STATED EXERCISE
Where a line of the material contains the string "settings", copy that line.

RECORDED INFORMATION

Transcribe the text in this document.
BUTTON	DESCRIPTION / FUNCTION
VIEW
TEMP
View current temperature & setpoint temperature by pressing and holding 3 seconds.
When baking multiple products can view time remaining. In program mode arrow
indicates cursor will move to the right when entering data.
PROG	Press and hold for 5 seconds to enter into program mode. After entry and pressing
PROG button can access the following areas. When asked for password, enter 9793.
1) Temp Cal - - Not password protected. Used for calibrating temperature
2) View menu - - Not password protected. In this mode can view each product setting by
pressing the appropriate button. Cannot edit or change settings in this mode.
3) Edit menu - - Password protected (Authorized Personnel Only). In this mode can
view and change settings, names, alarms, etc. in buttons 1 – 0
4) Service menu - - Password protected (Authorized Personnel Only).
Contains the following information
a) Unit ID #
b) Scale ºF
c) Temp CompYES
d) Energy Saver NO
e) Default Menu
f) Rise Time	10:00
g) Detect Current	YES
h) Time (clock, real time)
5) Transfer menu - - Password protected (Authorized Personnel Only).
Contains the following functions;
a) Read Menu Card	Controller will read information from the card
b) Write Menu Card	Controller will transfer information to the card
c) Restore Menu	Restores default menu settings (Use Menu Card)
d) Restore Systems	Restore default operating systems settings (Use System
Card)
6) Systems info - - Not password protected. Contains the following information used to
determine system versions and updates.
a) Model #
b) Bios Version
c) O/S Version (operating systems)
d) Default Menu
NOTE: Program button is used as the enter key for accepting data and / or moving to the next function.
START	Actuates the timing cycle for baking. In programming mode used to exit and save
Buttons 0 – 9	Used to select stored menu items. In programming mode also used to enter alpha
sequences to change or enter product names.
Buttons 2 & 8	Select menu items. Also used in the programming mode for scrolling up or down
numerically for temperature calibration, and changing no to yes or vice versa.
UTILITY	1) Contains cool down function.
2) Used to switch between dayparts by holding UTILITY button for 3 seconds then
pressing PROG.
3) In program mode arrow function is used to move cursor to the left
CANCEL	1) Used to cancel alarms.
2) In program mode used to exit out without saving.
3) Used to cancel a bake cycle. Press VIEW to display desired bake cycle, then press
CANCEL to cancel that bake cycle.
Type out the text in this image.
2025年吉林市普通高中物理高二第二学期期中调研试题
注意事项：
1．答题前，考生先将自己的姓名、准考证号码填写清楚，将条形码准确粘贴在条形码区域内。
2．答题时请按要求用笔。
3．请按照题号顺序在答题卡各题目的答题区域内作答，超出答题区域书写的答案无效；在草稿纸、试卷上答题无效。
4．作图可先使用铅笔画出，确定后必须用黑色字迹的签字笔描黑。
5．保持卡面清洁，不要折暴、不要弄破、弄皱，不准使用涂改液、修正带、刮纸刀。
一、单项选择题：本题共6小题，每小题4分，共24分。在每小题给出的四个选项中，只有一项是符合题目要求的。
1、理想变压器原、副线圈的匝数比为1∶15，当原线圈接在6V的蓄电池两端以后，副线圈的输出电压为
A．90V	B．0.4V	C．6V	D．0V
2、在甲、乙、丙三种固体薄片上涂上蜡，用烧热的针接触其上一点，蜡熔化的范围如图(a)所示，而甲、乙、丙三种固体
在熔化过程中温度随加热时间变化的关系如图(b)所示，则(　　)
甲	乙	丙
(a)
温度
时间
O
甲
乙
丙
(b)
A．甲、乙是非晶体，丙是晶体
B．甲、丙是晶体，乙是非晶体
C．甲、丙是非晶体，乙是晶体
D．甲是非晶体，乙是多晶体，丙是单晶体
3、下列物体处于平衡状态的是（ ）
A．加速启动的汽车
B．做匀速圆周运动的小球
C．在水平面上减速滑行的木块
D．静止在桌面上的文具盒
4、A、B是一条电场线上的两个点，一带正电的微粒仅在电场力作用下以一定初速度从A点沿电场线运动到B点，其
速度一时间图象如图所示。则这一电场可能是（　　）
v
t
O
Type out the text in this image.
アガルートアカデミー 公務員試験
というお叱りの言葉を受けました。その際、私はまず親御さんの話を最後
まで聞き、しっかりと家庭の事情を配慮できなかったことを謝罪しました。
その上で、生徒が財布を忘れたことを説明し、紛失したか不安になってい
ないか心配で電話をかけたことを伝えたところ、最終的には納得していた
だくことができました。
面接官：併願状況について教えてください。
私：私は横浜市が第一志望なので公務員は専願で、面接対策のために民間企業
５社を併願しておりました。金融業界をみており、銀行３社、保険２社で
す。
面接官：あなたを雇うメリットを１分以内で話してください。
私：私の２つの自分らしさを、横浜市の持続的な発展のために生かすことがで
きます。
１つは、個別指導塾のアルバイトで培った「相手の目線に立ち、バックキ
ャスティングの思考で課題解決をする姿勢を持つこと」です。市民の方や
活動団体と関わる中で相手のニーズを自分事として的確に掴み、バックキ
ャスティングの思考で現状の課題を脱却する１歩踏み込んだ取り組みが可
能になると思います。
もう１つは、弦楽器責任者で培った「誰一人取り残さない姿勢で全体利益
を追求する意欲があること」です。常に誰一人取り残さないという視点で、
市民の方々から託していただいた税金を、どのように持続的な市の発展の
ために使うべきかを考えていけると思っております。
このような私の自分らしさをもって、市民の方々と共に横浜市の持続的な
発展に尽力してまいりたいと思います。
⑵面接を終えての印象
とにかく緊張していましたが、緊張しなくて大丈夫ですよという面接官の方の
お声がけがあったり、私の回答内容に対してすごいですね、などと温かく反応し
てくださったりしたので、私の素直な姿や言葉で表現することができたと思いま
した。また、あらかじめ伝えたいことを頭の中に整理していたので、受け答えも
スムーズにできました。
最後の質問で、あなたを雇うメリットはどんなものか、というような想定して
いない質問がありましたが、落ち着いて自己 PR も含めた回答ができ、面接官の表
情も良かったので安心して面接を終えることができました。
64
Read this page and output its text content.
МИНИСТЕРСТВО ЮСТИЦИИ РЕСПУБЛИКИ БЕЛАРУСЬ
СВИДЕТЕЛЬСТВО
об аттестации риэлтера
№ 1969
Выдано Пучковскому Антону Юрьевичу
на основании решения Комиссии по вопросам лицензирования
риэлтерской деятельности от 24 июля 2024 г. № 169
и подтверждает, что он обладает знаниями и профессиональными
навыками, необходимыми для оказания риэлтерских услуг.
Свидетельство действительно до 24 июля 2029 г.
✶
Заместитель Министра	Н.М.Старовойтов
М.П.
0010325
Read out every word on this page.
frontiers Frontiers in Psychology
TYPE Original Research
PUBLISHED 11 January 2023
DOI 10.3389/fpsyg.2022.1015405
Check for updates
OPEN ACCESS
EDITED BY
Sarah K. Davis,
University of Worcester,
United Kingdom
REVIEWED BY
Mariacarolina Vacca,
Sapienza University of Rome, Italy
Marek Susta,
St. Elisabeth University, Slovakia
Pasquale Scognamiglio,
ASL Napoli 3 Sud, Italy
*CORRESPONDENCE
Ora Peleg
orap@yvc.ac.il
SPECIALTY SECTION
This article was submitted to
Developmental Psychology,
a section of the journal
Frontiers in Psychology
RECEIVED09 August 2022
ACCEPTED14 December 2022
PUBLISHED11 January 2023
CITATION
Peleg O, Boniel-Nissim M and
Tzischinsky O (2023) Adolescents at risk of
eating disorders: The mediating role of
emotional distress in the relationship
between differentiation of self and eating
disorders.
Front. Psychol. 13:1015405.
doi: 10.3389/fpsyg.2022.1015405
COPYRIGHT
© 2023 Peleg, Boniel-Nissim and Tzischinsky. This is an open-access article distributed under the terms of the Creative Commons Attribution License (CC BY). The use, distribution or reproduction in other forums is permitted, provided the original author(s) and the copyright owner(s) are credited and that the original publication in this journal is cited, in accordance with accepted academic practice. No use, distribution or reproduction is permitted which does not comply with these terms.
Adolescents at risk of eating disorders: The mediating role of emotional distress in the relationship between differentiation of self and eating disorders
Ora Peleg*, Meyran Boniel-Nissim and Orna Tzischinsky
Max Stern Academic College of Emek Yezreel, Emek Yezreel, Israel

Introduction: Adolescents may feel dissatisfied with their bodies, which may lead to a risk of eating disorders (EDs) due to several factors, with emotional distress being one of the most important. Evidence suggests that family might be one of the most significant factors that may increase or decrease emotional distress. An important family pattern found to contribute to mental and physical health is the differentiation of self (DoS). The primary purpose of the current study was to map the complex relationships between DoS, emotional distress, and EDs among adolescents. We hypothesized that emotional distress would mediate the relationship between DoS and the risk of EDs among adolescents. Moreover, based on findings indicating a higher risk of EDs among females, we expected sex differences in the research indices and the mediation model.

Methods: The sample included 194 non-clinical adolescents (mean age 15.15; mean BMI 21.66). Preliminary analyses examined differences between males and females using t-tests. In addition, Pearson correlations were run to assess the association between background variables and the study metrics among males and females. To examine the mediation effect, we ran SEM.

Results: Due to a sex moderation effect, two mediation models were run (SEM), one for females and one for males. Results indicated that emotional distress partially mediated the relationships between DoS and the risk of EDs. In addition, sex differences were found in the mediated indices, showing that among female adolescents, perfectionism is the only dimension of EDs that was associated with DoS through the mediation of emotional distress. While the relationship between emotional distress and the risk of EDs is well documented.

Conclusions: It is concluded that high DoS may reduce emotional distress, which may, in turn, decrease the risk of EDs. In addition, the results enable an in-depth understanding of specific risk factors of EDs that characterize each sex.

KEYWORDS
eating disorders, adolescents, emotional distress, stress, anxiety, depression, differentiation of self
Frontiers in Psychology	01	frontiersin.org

CORRECT ANSWER
pressing the appropriate button. Cannot edit or change settings in this mode.
view and change settings, names, alarms, etc. in buttons 1 – 0
c) Restore Menu	Restores default menu settings (Use Menu Card)
d) Restore Systems	Restore default operating systems settings (Use System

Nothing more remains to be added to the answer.